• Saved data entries
====

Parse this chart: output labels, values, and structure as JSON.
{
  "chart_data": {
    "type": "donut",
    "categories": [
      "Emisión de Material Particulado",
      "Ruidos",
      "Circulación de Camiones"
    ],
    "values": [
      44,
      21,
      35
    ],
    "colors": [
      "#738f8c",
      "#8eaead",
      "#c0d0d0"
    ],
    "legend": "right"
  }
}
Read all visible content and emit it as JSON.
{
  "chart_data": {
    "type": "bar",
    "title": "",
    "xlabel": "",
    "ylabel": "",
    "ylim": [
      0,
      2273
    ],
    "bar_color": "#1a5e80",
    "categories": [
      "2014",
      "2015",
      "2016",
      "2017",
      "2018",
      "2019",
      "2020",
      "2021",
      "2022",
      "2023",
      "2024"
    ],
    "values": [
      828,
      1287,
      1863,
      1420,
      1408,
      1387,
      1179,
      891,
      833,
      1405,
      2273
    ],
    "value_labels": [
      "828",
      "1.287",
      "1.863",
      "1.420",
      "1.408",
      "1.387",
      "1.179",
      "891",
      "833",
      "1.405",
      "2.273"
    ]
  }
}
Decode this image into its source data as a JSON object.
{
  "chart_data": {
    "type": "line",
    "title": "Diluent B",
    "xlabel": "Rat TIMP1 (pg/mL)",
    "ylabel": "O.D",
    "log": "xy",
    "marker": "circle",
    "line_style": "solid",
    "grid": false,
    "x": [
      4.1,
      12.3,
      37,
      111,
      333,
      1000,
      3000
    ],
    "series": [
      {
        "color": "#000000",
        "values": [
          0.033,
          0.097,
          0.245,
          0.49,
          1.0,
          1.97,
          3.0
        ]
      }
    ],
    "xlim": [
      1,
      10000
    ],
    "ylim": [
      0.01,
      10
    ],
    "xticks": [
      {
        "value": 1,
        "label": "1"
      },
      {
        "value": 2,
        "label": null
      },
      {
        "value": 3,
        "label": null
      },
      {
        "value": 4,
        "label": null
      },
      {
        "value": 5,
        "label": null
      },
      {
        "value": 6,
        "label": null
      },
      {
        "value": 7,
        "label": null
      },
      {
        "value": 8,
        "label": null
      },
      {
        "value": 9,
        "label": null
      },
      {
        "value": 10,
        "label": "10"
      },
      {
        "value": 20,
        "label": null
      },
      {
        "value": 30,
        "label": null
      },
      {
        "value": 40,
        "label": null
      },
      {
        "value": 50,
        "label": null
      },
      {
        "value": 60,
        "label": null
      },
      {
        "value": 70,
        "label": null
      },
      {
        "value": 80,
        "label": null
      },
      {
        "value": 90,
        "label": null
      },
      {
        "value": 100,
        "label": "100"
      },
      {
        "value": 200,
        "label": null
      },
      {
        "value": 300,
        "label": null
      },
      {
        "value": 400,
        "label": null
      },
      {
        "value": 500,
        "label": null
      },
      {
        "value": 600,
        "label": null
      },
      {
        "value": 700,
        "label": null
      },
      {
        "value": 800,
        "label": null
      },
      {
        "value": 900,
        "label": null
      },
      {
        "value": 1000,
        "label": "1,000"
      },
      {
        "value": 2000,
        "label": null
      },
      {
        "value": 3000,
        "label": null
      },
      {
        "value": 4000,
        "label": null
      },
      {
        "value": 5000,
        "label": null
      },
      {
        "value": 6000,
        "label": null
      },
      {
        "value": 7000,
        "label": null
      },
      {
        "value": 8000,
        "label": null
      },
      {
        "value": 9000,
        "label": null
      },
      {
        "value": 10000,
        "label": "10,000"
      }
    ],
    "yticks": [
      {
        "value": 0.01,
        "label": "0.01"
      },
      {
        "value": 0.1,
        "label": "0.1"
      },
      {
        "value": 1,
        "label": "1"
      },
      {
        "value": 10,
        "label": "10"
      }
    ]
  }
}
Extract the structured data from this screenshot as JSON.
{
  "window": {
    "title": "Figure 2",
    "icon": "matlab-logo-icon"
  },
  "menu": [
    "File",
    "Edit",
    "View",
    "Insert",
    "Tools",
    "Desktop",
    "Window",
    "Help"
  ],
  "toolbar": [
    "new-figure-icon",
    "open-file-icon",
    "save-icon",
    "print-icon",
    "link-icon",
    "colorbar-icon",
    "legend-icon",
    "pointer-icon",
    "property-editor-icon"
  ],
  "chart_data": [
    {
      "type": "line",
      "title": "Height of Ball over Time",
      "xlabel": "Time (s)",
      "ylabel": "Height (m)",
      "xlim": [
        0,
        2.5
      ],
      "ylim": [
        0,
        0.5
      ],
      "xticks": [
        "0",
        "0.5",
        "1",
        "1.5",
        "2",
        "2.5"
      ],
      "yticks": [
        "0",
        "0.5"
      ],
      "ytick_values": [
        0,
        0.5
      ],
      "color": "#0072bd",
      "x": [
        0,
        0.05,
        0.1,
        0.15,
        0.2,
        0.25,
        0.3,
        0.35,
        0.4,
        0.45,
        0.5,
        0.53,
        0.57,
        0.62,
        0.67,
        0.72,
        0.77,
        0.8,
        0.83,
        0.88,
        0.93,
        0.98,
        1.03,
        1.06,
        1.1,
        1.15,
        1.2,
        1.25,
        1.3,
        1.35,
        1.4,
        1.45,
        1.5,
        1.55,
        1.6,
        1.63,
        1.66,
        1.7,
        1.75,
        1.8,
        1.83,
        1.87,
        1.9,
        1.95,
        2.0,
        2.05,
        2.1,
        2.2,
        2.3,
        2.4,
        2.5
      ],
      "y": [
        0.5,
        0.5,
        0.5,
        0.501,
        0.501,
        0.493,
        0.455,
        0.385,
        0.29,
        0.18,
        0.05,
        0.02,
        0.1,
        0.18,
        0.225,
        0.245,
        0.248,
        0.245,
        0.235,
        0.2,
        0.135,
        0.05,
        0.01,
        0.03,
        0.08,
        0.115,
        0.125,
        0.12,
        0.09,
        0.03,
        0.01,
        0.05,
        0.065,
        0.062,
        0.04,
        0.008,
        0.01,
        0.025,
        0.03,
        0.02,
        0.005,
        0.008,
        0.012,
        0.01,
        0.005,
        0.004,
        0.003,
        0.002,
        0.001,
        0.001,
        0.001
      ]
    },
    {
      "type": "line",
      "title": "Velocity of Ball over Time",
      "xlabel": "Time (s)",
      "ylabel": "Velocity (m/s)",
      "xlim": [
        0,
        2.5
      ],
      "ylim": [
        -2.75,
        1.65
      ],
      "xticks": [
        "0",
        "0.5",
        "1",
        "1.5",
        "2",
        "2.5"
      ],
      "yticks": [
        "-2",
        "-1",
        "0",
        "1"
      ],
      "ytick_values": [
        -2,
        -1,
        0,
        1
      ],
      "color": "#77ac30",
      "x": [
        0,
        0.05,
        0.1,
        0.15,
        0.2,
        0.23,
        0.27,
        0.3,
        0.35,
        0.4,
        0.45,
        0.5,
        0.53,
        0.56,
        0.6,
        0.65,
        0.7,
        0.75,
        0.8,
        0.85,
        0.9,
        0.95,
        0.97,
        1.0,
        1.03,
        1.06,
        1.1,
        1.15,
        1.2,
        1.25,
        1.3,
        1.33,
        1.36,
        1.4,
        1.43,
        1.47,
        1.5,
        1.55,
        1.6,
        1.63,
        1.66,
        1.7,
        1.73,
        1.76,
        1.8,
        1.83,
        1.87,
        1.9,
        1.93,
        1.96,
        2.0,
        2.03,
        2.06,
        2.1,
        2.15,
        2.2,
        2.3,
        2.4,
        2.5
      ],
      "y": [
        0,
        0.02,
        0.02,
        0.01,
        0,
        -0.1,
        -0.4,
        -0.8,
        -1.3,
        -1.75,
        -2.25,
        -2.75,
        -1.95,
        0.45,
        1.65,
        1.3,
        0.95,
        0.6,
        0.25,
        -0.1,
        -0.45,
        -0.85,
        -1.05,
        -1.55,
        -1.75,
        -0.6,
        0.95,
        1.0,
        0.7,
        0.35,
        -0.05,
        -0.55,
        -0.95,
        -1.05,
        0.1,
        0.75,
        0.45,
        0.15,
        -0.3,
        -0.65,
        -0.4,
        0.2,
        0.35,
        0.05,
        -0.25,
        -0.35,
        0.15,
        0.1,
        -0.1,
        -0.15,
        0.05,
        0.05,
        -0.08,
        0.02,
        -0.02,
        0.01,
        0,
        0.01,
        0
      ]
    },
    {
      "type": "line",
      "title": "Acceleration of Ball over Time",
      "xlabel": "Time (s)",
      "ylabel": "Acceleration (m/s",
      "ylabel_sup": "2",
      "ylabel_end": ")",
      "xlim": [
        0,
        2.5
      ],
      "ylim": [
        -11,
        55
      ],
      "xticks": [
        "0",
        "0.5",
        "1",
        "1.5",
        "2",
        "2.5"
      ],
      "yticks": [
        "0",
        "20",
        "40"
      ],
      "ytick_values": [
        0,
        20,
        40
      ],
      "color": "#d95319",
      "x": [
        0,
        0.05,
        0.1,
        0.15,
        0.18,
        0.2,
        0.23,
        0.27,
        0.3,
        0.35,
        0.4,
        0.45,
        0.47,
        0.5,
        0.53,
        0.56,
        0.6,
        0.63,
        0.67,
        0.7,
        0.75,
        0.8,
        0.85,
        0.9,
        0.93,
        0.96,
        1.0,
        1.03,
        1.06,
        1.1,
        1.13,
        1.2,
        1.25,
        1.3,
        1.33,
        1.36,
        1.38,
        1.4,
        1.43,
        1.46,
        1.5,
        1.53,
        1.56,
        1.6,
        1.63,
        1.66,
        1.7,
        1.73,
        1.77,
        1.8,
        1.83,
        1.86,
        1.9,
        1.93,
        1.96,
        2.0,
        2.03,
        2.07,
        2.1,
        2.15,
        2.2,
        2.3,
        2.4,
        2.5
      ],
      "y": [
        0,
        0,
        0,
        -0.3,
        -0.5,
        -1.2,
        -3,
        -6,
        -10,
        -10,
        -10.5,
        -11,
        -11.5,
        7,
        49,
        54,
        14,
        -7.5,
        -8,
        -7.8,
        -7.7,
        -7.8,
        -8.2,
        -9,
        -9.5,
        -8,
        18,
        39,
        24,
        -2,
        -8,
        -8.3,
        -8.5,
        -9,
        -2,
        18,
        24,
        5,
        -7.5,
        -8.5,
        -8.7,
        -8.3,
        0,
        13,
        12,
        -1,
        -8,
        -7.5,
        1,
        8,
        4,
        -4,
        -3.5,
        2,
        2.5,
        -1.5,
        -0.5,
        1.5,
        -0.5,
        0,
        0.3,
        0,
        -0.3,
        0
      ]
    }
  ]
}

====

• Task statement
Return each line where "JSON" shows up.

• Solution to the exercise
Parse this chart: output labels, values, and structure as JSON.
Read all visible content and emit it as JSON.
Decode this image into its source data as a JSON object.
Extract the structured data from this screenshot as JSON.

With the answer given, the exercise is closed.